• What is expected: The entries below are to be repeated exactly as they stand.
====
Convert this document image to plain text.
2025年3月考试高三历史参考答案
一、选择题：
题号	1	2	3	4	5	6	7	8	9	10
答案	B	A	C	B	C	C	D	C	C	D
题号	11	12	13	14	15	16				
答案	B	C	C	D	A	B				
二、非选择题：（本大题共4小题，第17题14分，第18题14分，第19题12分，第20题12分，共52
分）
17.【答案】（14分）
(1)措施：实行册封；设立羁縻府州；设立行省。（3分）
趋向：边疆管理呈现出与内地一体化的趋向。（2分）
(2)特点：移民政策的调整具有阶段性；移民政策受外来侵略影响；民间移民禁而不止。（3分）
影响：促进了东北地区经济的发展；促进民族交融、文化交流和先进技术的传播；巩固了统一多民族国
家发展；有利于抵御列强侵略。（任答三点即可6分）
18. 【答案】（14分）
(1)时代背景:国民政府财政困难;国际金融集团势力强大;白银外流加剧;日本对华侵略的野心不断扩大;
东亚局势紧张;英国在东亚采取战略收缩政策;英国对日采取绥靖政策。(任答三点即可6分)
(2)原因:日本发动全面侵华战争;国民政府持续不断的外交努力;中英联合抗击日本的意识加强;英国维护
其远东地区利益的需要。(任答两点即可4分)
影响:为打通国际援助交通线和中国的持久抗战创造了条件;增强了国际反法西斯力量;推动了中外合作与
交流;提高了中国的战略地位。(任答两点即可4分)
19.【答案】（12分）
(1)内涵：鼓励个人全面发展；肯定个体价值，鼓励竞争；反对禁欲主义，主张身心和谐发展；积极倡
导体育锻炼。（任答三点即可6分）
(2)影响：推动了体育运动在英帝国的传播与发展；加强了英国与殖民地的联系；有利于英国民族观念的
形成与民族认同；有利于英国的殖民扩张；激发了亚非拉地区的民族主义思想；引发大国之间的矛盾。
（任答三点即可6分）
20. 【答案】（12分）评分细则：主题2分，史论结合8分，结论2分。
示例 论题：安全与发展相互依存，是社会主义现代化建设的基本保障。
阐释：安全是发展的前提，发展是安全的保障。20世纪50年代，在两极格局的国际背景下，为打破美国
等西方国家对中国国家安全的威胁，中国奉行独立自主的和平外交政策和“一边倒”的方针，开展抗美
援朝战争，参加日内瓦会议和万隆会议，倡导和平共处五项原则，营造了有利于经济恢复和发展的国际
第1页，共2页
====
• Task output:
Convert this document image to plain text.
2025年3月考试高三历史参考答案
一、选择题：
题号	1	2	3	4	5	6	7	8	9	10
答案	B	A	C	B	C	C	D	C	C	D
题号	11	12	13	14	15	16				
答案	B	C	C	D	A	B				
二、非选择题：（本大题共4小题，第17题14分，第18题14分，第19题12分，第20题12分，共52
分）
17.【答案】（14分）
(1)措施：实行册封；设立羁縻府州；设立行省。（3分）
趋向：边疆管理呈现出与内地一体化的趋向。（2分）
(2)特点：移民政策的调整具有阶段性；移民政策受外来侵略影响；民间移民禁而不止。（3分）
影响：促进了东北地区经济的发展；促进民族交融、文化交流和先进技术的传播；巩固了统一多民族国
家发展；有利于抵御列强侵略。（任答三点即可6分）
18. 【答案】（14分）
(1)时代背景:国民政府财政困难;国际金融集团势力强大;白银外流加剧;日本对华侵略的野心不断扩大;
东亚局势紧张;英国在东亚采取战略收缩政策;英国对日采取绥靖政策。(任答三点即可6分)
(2)原因:日本发动全面侵华战争;国民政府持续不断的外交努力;中英联合抗击日本的意识加强;英国维护
其远东地区利益的需要。(任答两点即可4分)
影响:为打通国际援助交通线和中国的持久抗战创造了条件;增强了国际反法西斯力量;推动了中外合作与
交流;提高了中国的战略地位。(任答两点即可4分)
19.【答案】（12分）
(1)内涵：鼓励个人全面发展；肯定个体价值，鼓励竞争；反对禁欲主义，主张身心和谐发展；积极倡
导体育锻炼。（任答三点即可6分）
(2)影响：推动了体育运动在英帝国的传播与发展；加强了英国与殖民地的联系；有利于英国民族观念的
形成与民族认同；有利于英国的殖民扩张；激发了亚非拉地区的民族主义思想；引发大国之间的矛盾。
（任答三点即可6分）
20. 【答案】（12分）评分细则：主题2分，史论结合8分，结论2分。
示例 论题：安全与发展相互依存，是社会主义现代化建设的基本保障。
阐释：安全是发展的前提，发展是安全的保障。20世纪50年代，在两极格局的国际背景下，为打破美国
等西方国家对中国国家安全的威胁，中国奉行独立自主的和平外交政策和“一边倒”的方针，开展抗美
援朝战争，参加日内瓦会议和万隆会议，倡导和平共处五项原则，营造了有利于经济恢复和发展的国际
第1页，共2页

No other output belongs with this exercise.